Restate the records below word for word.

Provided data
════════

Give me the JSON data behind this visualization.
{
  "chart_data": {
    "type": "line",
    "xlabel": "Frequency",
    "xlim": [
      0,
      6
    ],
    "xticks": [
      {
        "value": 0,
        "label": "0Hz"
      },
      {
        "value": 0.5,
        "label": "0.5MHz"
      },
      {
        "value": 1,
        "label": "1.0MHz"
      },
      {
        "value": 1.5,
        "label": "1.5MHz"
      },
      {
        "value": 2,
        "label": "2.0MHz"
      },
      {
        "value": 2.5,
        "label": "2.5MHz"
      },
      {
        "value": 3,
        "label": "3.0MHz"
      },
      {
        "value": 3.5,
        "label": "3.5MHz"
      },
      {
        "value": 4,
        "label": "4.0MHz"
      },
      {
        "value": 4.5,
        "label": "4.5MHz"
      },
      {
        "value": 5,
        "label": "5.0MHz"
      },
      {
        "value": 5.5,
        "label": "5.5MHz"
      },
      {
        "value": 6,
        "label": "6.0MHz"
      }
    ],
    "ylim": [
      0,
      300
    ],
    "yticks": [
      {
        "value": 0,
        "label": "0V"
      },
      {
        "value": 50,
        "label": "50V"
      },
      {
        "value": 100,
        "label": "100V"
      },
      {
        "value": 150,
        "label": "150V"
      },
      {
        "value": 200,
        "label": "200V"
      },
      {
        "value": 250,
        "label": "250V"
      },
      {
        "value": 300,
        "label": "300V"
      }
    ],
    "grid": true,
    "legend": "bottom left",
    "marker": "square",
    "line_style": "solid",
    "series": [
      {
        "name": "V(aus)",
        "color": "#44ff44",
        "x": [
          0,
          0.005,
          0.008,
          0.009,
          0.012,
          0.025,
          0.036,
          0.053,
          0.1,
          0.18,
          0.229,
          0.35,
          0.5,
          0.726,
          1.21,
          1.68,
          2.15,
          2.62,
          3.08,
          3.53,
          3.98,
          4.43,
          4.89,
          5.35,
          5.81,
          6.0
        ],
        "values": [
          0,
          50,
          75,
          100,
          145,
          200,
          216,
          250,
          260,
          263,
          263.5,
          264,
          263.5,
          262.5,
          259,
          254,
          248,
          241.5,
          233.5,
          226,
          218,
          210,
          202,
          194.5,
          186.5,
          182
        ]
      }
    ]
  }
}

════════

Solution
Give me the JSON data behind this visualization.
{
  "chart_data": {
    "type": "line",
    "xlabel": "Frequency",
    "xlim": [
      0,
      6
    ],
    "xticks": [
      {
        "value": 0,
        "label": "0Hz"
      },
      {
        "value": 0.5,
        "label": "0.5MHz"
      },
      {
        "value": 1,
        "label": "1.0MHz"
      },
      {
        "value": 1.5,
        "label": "1.5MHz"
      },
      {
        "value": 2,
        "label": "2.0MHz"
      },
      {
        "value": 2.5,
        "label": "2.5MHz"
      },
      {
        "value": 3,
        "label": "3.0MHz"
      },
      {
        "value": 3.5,
        "label": "3.5MHz"
      },
      {
        "value": 4,
        "label": "4.0MHz"
      },
      {
        "value": 4.5,
        "label": "4.5MHz"
      },
      {
        "value": 5,
        "label": "5.0MHz"
      },
      {
        "value": 5.5,
        "label": "5.5MHz"
      },
      {
        "value": 6,
        "label": "6.0MHz"
      }
    ],
    "ylim": [
      0,
      300
    ],
    "yticks": [
      {
        "value": 0,
        "label": "0V"
      },
      {
        "value": 50,
        "label": "50V"
      },
      {
        "value": 100,
        "label": "100V"
      },
      {
        "value": 150,
        "label": "150V"
      },
      {
        "value": 200,
        "label": "200V"
      },
      {
        "value": 250,
        "label": "250V"
      },
      {
        "value": 300,
        "label": "300V"
      }
    ],
    "grid": true,
    "legend": "bottom left",
    "marker": "square",
    "line_style": "solid",
    "series": [
      {
        "name": "V(aus)",
        "color": "#44ff44",
        "x": [
          0,
          0.005,
          0.008,
          0.009,
          0.012,
          0.025,
          0.036,
          0.053,
          0.1,
          0.18,
          0.229,
          0.35,
          0.5,
          0.726,
          1.21,
          1.68,
          2.15,
          2.62,
          3.08,
          3.53,
          3.98,
          4.43,
          4.89,
          5.35,
          5.81,
          6.0
        ],
        "values": [
          0,
          50,
          75,
          100,
          145,
          200,
          216,
          250,
          260,
          263,
          263.5,
          264,
          263.5,
          262.5,
          259,
          254,
          248,
          241.5,
          233.5,
          226,
          218,
          210,
          202,
          194.5,
          186.5,
          182
        ]
      }
    ]
  }
}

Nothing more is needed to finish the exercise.